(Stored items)
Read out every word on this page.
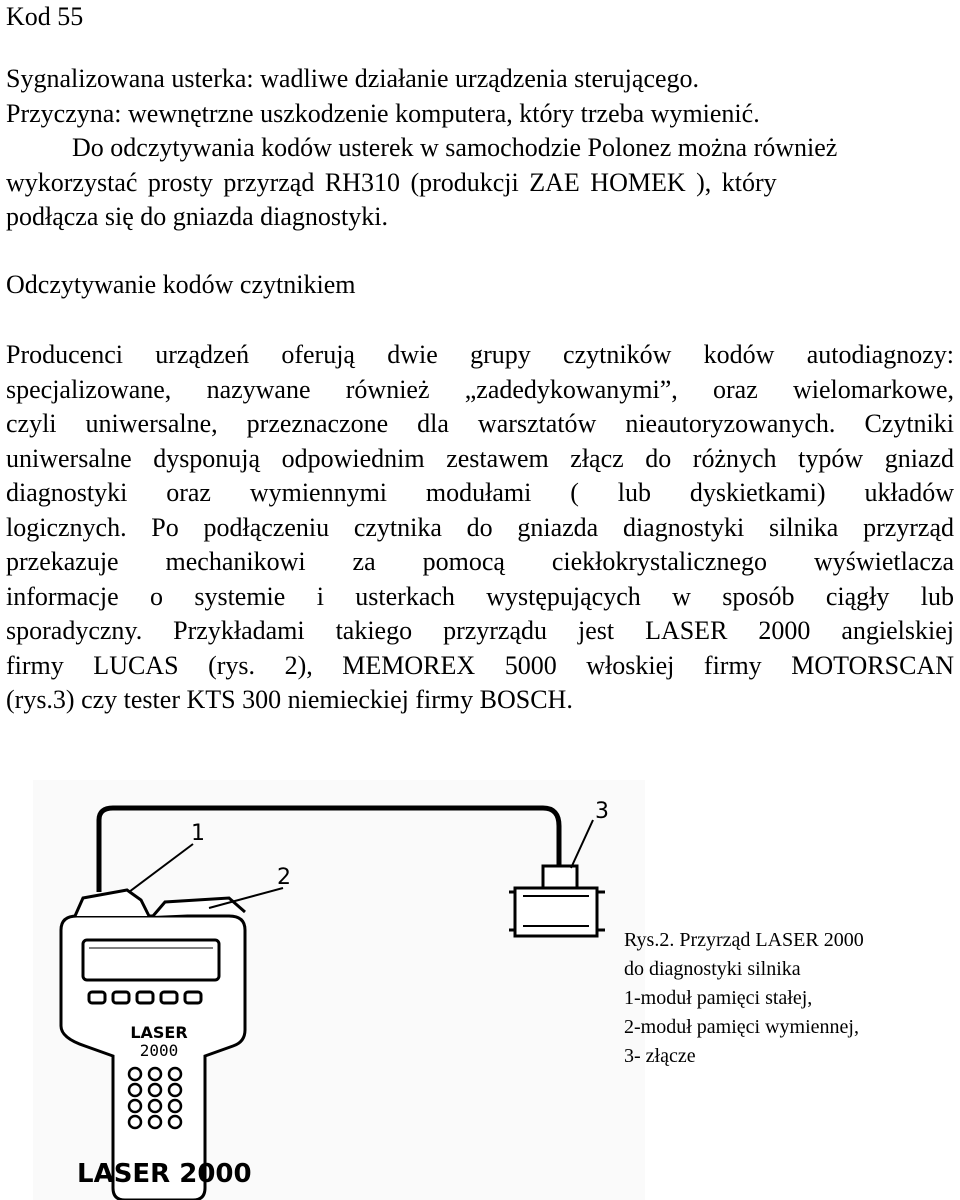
Kod 55
Sygnalizowana usterka: wadliwe działanie urządzenia sterującego.
Przyczyna: wewnętrzne uszkodzenie komputera, który trzeba wymienić.
Do odczytywania kodów usterek w samochodzie Polonez można również
wykorzystać prosty przyrząd RH310 (produkcji ZAE HOMEK ), który
podłącza się do gniazda diagnostyki.
Odczytywanie kodów czytnikiem
Producenci urządzeń oferują dwie grupy czytników kodów autodiagnozy:
specjalizowane, nazywane również „zadedykowanymi”, oraz wielomarkowe,
czyli uniwersalne, przeznaczone dla warsztatów nieautoryzowanych. Czytniki
uniwersalne dysponują odpowiednim zestawem złącz do różnych typów gniazd
diagnostyki oraz wymiennymi modułami ( lub dyskietkami) układów
logicznych. Po podłączeniu czytnika do gniazda diagnostyki silnika przyrząd
przekazuje mechanikowi za pomocą ciekłokrystalicznego wyświetlacza
informacje o systemie i usterkach występujących w sposób ciągły lub
sporadyczny. Przykładami takiego przyrządu jest LASER 2000 angielskiej
firmy LUCAS (rys. 2), MEMOREX 5000 włoskiej firmy MOTORSCAN
(rys.3) czy tester KTS 300 niemieckiej firmy BOSCH.
LASER
2000
1
2
3
LASER 2000
Rys.2. Przyrząd LASER 2000
do diagnostyki silnika
1-moduł pamięci stałej,
2-moduł pamięci wymiennej,
3- złącze
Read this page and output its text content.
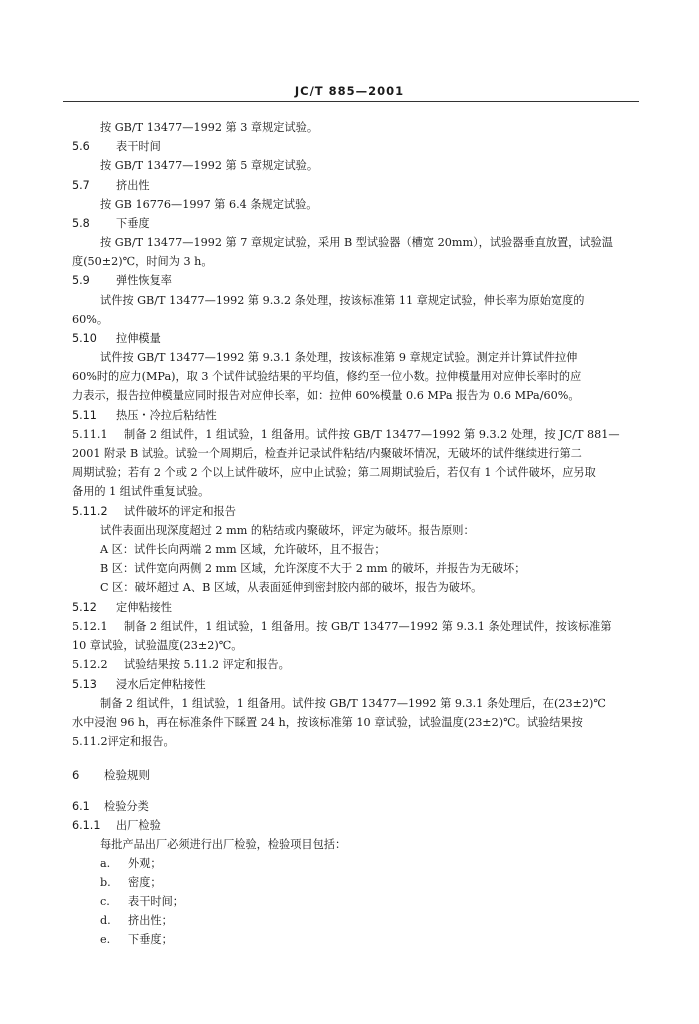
JC/T 885—2001
按 GB/T 13477—1992 第 3 章规定试验。
5.6 表干时间
按 GB/T 13477—1992 第 5 章规定试验。
5.7 挤出性
按 GB 16776—1997 第 6.4 条规定试验。
5.8 下垂度
按 GB/T 13477—1992 第 7 章规定试验，采用 B 型试验器（槽宽 20mm），试验器垂直放置，试验温
度(50±2)℃，时间为 3 h。
5.9 弹性恢复率
试件按 GB/T 13477—1992 第 9.3.2 条处理，按该标准第 11 章规定试验，伸长率为原始宽度的
60%。
5.10 拉伸模量
试件按 GB/T 13477—1992 第 9.3.1 条处理，按该标准第 9 章规定试验。测定并计算试件拉伸
60%时的应力(MPa)，取 3 个试件试验结果的平均值，修约至一位小数。拉伸模量用对应伸长率时的应
力表示，报告拉伸模量应同时报告对应伸长率，如：拉伸 60%模量 0.6 MPa 报告为 0.6 MPa/60%。
5.11 热压・冷拉后粘结性
5.11.1 制备 2 组试件，1 组试验，1 组备用。试件按 GB/T 13477—1992 第 9.3.2 处理，按 JC/T 881—
2001 附录 B 试验。试验一个周期后，检查并记录试件粘结/内聚破坏情况，无破坏的试件继续进行第二
周期试验；若有 2 个或 2 个以上试件破坏，应中止试验；第二周期试验后，若仅有 1 个试件破坏，应另取
备用的 1 组试件重复试验。
5.11.2 试件破坏的评定和报告
试件表面出现深度超过 2 mm 的粘结或内聚破坏，评定为破坏。报告原则：
A 区：试件长向两端 2 mm 区域，允许破坏，且不报告；
B 区：试件宽向两侧 2 mm 区域，允许深度不大于 2 mm 的破坏，并报告为无破坏；
C 区：破坏超过 A、B 区域，从表面延伸到密封胶内部的破坏，报告为破坏。
5.12 定伸粘接性
5.12.1 制备 2 组试件，1 组试验，1 组备用。按 GB/T 13477—1992 第 9.3.1 条处理试件，按该标准第
10 章试验，试验温度(23±2)℃。
5.12.2 试验结果按 5.11.2 评定和报告。
5.13 浸水后定伸粘接性
制备 2 组试件，1 组试验，1 组备用。试件按 GB/T 13477—1992 第 9.3.1 条处理后，在(23±2)℃
水中浸泡 96 h，再在标准条件下睬置 24 h，按该标准第 10 章试验，试验温度(23±2)℃。试验结果按
5.11.2评定和报告。
6 检验规则
6.1 检验分类
6.1.1 出厂检验
每批产品出厂必须进行出厂检验，检验项目包括：
a. 外观；
b. 密度；
c. 表干时间；
d. 挤出性；
e. 下垂度；
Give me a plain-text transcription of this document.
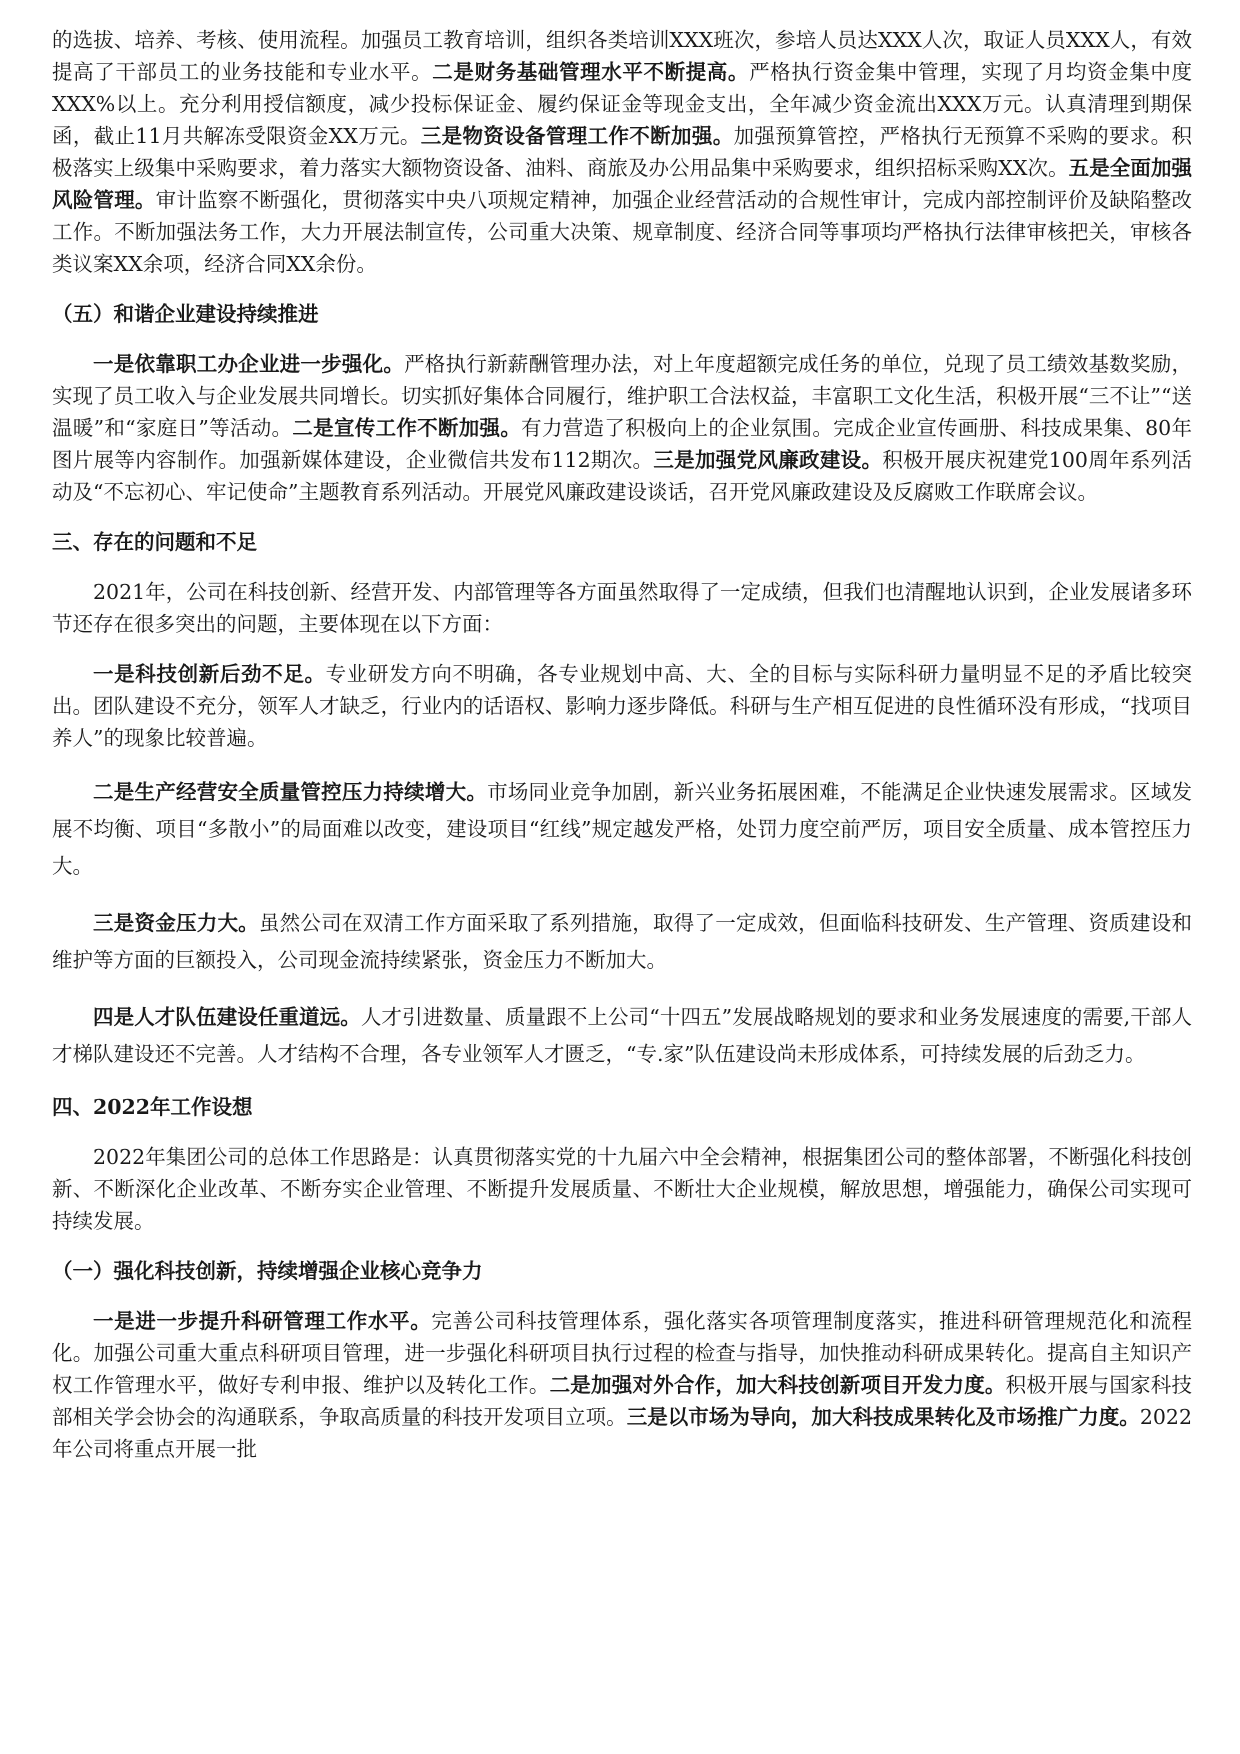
的选拔、培养、考核、使用流程。加强员工教育培训，组织各类培训XXX班次，参培人员达XXX人次，取证人员XXX人，有效提高了干部员工的业务技能和专业水平。二是财务基础管理水平不断提高。严格执行资金集中管理，实现了月均资金集中度XXX%以上。充分利用授信额度，减少投标保证金、履约保证金等现金支出，全年减少资金流出XXX万元。认真清理到期保函，截止11月共解冻受限资金XX万元。三是物资设备管理工作不断加强。加强预算管控，严格执行无预算不采购的要求。积极落实上级集中采购要求，着力落实大额物资设备、油料、商旅及办公用品集中采购要求，组织招标采购XX次。五是全面加强风险管理。审计监察不断强化，贯彻落实中央八项规定精神，加强企业经营活动的合规性审计，完成内部控制评价及缺陷整改工作。不断加强法务工作，大力开展法制宣传，公司重大决策、规章制度、经济合同等事项均严格执行法律审核把关，审核各类议案XX余项，经济合同XX余份。

（五）和谐企业建设持续推进

一是依靠职工办企业进一步强化。严格执行新薪酬管理办法，对上年度超额完成任务的单位，兑现了员工绩效基数奖励，实现了员工收入与企业发展共同增长。切实抓好集体合同履行，维护职工合法权益，丰富职工文化生活，积极开展“三不让”“送温暖”和“家庭日”等活动。二是宣传工作不断加强。有力营造了积极向上的企业氛围。完成企业宣传画册、科技成果集、80年图片展等内容制作。加强新媒体建设，企业微信共发布112期次。三是加强党风廉政建设。积极开展庆祝建党100周年系列活动及“不忘初心、牢记使命”主题教育系列活动。开展党风廉政建设谈话，召开党风廉政建设及反腐败工作联席会议。

三、存在的问题和不足

2021年，公司在科技创新、经营开发、内部管理等各方面虽然取得了一定成绩，但我们也清醒地认识到，企业发展诸多环节还存在很多突出的问题，主要体现在以下方面：

一是科技创新后劲不足。专业研发方向不明确，各专业规划中高、大、全的目标与实际科研力量明显不足的矛盾比较突出。团队建设不充分，领军人才缺乏，行业内的话语权、影响力逐步降低。科研与生产相互促进的良性循环没有形成，“找项目养人”的现象比较普遍。

二是生产经营安全质量管控压力持续增大。市场同业竞争加剧，新兴业务拓展困难，不能满足企业快速发展需求。区域发展不均衡、项目“多散小”的局面难以改变，建设项目“红线”规定越发严格，处罚力度空前严厉，项目安全质量、成本管控压力大。

三是资金压力大。虽然公司在双清工作方面采取了系列措施，取得了一定成效，但面临科技研发、生产管理、资质建设和维护等方面的巨额投入，公司现金流持续紧张，资金压力不断加大。

四是人才队伍建设任重道远。人才引进数量、质量跟不上公司“十四五”发展战略规划的要求和业务发展速度的需要,干部人才梯队建设还不完善。人才结构不合理，各专业领军人才匮乏，“专.家”队伍建设尚未形成体系，可持续发展的后劲乏力。

四、2022年工作设想

2022年集团公司的总体工作思路是：认真贯彻落实党的十九届六中全会精神，根据集团公司的整体部署，不断强化科技创新、不断深化企业改革、不断夯实企业管理、不断提升发展质量、不断壮大企业规模，解放思想，增强能力，确保公司实现可持续发展。

（一）强化科技创新，持续增强企业核心竞争力

一是进一步提升科研管理工作水平。完善公司科技管理体系，强化落实各项管理制度落实，推进科研管理规范化和流程化。加强公司重大重点科研项目管理，进一步强化科研项目执行过程的检查与指导，加快推动科研成果转化。提高自主知识产权工作管理水平，做好专利申报、维护以及转化工作。二是加强对外合作，加大科技创新项目开发力度。积极开展与国家科技部相关学会协会的沟通联系，争取高质量的科技开发项目立项。三是以市场为导向，加大科技成果转化及市场推广力度。2022年公司将重点开展一批
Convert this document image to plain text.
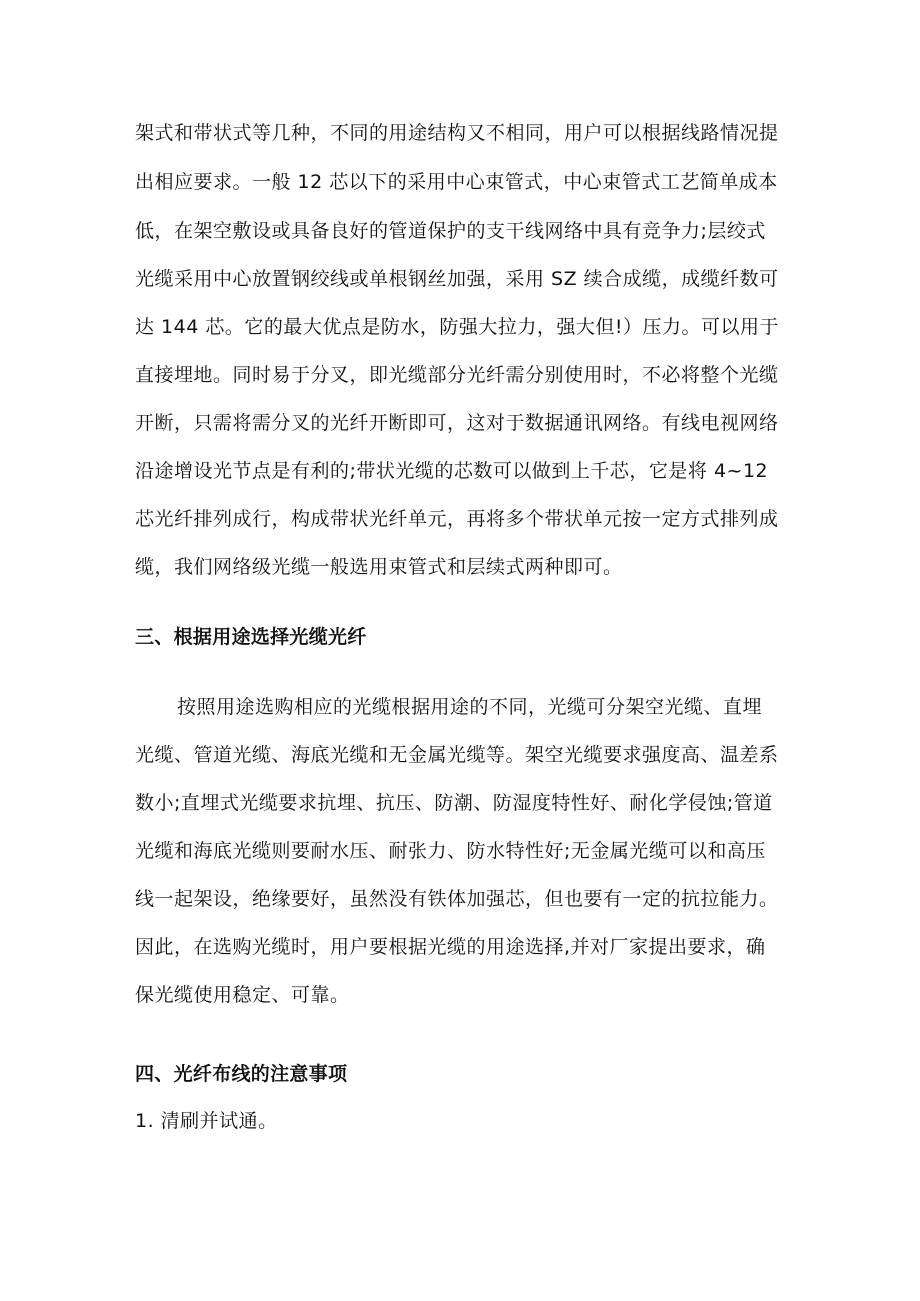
架式和带状式等几种，不同的用途结构又不相同，用户可以根据线路情况提
出相应要求。一般 12 芯以下的采用中心束管式，中心束管式工艺简单成本
低，在架空敷设或具备良好的管道保护的支干线网络中具有竞争力;层绞式
光缆采用中心放置钢绞线或单根钢丝加强，采用 SZ 续合成缆，成缆纤数可
达 144 芯。它的最大优点是防水，防强大拉力，强大但!）压力。可以用于
直接埋地。同时易于分叉，即光缆部分光纤需分别使用时，不必将整个光缆
开断，只需将需分叉的光纤开断即可，这对于数据通讯网络。有线电视网络
沿途增设光节点是有利的;带状光缆的芯数可以做到上千芯，它是将 4~12
芯光纤排列成行，构成带状光纤单元，再将多个带状单元按一定方式排列成
缆，我们网络级光缆一般选用束管式和层续式两种即可。
三、根据用途选择光缆光纤
按照用途选购相应的光缆根据用途的不同，光缆可分架空光缆、直埋
光缆、管道光缆、海底光缆和无金属光缆等。架空光缆要求强度高、温差系
数小;直埋式光缆要求抗埋、抗压、防潮、防湿度特性好、耐化学侵蚀;管道
光缆和海底光缆则要耐水压、耐张力、防水特性好;无金属光缆可以和高压
线一起架设，绝缘要好，虽然没有铁体加强芯，但也要有一定的抗拉能力。
因此，在选购光缆时，用户要根据光缆的用途选择,并对厂家提出要求，确
保光缆使用稳定、可靠。
四、光纤布线的注意事项
1. 清刷并试通。
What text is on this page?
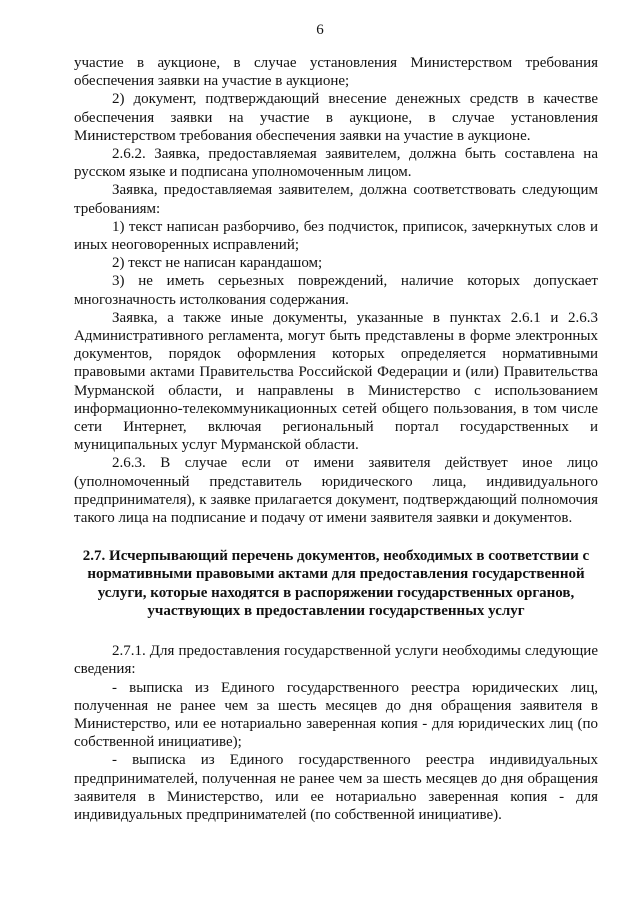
6

участие в аукционе, в случае установления Министерством требования обеспечения заявки на участие в аукционе;

2) документ, подтверждающий внесение денежных средств в качестве обеспечения заявки на участие в аукционе, в случае установления Министерством требования обеспечения заявки на участие в аукционе.

2.6.2. Заявка, предоставляемая заявителем, должна быть составлена на русском языке и подписана уполномоченным лицом.

Заявка, предоставляемая заявителем, должна соответствовать следующим требованиям:

1) текст написан разборчиво, без подчисток, приписок, зачеркнутых слов и иных неоговоренных исправлений;

2) текст не написан карандашом;

3) не иметь серьезных повреждений, наличие которых допускает многозначность истолкования содержания.

Заявка, а также иные документы, указанные в пунктах 2.6.1 и 2.6.3 Административного регламента, могут быть представлены в форме электронных документов, порядок оформления которых определяется нормативными правовыми актами Правительства Российской Федерации и (или) Правительства Мурманской области, и направлены в Министерство с использованием информационно-телекоммуникационных сетей общего пользования, в том числе сети Интернет, включая региональный портал государственных и муниципальных услуг Мурманской области.

2.6.3. В случае если от имени заявителя действует иное лицо (уполномоченный представитель юридического лица, индивидуального предпринимателя), к заявке прилагается документ, подтверждающий полномочия такого лица на подписание и подачу от имени заявителя заявки и документов.

2.7. Исчерпывающий перечень документов, необходимых в соответствии с нормативными правовыми актами для предоставления государственной услуги, которые находятся в распоряжении государственных органов, участвующих в предоставлении государственных услуг

2.7.1. Для предоставления государственной услуги необходимы следующие сведения:

- выписка из Единого государственного реестра юридических лиц, полученная не ранее чем за шесть месяцев до дня обращения заявителя в Министерство, или ее нотариально заверенная копия - для юридических лиц (по собственной инициативе);

- выписка из Единого государственного реестра индивидуальных предпринимателей, полученная не ранее чем за шесть месяцев до дня обращения заявителя в Министерство, или ее нотариально заверенная копия - для индивидуальных предпринимателей (по собственной инициативе).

- _PROBLEM REQUIREMENTS_
For this exercise, gather every line of the data that contains the word "заявителем".

- _SOLVED PROBLEM_
2.6.2. Заявка, предоставляемая заявителем, должна быть составлена на русском языке и подписана уполномоченным лицом.
Заявка, предоставляемая заявителем, должна соответствовать следующим требованиям:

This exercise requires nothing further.